Figure collection entries:

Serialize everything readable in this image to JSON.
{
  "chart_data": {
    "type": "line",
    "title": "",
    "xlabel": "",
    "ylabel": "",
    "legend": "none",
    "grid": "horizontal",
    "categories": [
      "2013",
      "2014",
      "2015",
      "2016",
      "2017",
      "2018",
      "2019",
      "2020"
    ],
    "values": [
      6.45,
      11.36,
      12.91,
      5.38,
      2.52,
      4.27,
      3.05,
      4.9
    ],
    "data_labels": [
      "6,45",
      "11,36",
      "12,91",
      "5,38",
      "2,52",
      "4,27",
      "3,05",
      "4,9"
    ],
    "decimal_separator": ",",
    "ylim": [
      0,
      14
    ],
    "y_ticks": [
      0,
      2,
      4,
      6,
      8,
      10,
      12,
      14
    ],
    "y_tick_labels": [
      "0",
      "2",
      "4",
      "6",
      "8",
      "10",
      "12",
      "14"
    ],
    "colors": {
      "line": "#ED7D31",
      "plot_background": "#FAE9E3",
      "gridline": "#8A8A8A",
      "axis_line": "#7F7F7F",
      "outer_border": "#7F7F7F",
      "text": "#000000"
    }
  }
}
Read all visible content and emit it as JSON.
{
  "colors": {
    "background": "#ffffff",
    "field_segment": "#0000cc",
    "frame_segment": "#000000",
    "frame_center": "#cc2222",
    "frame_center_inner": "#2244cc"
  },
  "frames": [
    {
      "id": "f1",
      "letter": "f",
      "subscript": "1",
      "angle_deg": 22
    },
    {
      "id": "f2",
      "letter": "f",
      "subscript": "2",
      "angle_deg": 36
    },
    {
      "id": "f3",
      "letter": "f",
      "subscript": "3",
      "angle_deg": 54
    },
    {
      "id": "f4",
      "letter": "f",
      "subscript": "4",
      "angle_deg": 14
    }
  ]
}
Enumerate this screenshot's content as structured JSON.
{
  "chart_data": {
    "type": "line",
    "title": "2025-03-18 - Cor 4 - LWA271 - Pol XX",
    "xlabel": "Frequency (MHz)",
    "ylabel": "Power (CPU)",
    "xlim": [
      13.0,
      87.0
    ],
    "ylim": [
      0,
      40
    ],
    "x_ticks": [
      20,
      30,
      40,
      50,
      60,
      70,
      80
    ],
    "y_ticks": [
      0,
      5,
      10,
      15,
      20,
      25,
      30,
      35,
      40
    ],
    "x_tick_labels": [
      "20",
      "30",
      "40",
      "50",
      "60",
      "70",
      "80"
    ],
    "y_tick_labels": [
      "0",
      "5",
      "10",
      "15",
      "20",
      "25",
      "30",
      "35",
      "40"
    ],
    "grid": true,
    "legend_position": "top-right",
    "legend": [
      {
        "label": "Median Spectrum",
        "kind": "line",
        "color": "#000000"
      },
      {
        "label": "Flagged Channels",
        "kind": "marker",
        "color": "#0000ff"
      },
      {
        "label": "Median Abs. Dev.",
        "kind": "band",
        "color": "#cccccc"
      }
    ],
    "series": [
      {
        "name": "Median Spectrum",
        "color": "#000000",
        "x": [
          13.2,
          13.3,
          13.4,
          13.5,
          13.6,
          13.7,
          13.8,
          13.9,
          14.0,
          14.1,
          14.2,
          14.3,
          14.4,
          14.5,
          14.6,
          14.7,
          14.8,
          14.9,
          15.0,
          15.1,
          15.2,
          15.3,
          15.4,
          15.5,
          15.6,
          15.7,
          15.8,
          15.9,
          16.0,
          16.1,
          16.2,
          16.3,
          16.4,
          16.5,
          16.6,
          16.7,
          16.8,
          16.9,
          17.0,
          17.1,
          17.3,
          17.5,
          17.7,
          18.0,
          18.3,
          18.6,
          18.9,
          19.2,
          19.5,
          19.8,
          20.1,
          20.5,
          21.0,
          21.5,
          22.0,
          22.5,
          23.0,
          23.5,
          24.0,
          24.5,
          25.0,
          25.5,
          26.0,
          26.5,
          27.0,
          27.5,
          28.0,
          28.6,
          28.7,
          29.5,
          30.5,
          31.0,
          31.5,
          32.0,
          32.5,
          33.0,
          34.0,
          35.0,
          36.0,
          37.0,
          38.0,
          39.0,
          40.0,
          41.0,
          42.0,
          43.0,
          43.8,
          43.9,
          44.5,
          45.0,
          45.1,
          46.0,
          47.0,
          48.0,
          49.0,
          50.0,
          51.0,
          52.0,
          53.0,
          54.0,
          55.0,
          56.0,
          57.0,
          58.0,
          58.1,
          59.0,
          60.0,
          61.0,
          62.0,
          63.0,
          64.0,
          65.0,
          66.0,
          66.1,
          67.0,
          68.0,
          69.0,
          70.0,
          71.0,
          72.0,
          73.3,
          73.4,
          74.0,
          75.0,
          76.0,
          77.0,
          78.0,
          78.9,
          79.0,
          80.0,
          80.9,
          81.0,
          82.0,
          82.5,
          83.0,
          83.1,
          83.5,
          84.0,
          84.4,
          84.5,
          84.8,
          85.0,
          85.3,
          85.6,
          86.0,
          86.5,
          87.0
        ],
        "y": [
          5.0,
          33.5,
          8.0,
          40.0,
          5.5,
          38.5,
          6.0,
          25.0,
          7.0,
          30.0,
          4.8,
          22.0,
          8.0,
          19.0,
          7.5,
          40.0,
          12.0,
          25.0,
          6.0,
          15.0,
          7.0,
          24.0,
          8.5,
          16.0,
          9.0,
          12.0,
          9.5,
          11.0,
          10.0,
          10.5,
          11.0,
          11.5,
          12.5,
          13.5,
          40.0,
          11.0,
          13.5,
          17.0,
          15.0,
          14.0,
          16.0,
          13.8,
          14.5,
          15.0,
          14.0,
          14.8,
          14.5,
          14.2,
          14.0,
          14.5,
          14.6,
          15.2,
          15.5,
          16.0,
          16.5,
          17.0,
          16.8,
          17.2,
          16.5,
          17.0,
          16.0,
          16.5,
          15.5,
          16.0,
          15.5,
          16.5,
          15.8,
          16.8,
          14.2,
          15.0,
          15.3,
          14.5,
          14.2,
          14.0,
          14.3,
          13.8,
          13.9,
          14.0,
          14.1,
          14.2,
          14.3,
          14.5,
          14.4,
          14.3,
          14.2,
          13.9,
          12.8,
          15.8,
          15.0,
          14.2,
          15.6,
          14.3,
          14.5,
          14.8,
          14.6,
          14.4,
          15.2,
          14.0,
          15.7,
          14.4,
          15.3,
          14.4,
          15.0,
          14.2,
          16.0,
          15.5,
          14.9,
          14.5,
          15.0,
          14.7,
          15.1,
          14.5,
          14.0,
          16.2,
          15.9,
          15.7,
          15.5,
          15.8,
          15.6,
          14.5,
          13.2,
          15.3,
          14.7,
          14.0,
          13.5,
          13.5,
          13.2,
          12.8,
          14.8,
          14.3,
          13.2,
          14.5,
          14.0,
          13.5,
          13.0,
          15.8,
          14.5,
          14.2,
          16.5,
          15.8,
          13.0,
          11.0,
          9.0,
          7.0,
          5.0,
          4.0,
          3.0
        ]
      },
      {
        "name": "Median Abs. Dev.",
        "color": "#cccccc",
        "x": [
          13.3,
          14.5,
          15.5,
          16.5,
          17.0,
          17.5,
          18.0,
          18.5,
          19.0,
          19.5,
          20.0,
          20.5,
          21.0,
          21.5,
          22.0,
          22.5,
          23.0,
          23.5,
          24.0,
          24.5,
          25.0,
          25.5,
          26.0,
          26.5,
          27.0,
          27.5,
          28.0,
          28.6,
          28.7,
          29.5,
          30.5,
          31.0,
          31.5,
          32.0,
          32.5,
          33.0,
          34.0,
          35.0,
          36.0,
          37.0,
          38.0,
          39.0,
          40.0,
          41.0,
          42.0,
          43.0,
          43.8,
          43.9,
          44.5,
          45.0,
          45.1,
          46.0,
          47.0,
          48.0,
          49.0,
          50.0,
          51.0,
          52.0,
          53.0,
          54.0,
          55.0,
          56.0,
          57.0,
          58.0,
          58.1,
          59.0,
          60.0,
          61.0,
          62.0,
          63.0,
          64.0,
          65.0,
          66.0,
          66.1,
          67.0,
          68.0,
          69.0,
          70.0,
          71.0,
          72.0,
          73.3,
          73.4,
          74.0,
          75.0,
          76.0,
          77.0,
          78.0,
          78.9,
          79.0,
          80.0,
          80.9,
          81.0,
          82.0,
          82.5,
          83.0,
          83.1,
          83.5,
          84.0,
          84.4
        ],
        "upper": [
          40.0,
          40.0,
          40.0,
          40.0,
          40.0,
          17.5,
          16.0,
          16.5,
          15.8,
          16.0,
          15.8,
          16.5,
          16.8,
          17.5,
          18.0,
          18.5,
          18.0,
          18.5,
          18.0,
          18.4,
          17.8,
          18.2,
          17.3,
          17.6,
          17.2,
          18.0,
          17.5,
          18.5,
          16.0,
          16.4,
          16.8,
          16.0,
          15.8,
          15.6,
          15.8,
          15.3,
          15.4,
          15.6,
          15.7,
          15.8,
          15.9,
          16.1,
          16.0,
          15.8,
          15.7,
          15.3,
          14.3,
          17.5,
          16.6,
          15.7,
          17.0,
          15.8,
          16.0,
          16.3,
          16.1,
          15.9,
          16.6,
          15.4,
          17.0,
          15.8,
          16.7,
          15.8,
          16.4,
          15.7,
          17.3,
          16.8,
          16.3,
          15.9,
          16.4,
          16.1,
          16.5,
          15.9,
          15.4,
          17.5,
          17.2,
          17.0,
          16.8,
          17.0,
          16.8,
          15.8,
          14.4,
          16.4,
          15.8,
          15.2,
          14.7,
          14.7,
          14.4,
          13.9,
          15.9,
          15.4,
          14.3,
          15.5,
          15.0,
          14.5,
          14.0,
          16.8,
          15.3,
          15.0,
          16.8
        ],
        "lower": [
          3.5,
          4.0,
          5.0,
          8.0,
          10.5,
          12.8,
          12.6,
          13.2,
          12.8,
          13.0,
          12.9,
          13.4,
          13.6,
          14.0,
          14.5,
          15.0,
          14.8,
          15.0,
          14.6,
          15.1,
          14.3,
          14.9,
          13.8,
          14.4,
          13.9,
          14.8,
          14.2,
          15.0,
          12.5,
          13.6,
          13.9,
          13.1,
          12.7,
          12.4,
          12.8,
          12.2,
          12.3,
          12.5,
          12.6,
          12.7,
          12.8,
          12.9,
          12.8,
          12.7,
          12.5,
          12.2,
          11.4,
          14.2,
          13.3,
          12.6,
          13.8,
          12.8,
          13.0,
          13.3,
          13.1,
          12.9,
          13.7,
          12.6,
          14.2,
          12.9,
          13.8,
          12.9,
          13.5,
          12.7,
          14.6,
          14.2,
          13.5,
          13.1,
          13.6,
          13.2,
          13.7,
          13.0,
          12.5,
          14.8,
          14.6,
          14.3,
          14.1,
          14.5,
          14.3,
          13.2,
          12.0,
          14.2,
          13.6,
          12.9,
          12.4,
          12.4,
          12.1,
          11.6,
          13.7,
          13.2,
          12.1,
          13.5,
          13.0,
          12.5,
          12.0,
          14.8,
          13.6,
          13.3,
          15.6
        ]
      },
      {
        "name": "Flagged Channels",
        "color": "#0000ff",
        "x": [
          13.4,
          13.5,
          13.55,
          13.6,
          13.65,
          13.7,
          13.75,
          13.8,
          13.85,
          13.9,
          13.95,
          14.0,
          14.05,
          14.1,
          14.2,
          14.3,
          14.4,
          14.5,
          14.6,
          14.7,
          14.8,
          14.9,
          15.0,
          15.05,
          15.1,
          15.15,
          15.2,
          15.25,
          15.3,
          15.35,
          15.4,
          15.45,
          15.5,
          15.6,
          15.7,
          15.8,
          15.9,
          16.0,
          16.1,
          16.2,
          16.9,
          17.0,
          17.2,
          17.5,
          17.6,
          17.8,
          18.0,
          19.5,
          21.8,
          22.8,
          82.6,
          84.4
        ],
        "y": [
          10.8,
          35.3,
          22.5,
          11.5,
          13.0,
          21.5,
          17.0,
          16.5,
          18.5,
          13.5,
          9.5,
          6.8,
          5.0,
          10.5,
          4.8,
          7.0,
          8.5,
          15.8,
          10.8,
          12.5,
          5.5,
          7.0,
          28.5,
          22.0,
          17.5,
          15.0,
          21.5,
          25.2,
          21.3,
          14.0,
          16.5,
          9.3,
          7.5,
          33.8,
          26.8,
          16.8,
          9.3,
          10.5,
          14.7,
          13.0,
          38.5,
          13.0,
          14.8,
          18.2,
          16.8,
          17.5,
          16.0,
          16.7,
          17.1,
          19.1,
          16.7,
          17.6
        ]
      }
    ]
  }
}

*Written exercise*
Of the lines above, how many contain the word "Median"? Provide the number and nothing else.

*Exercise answer*
4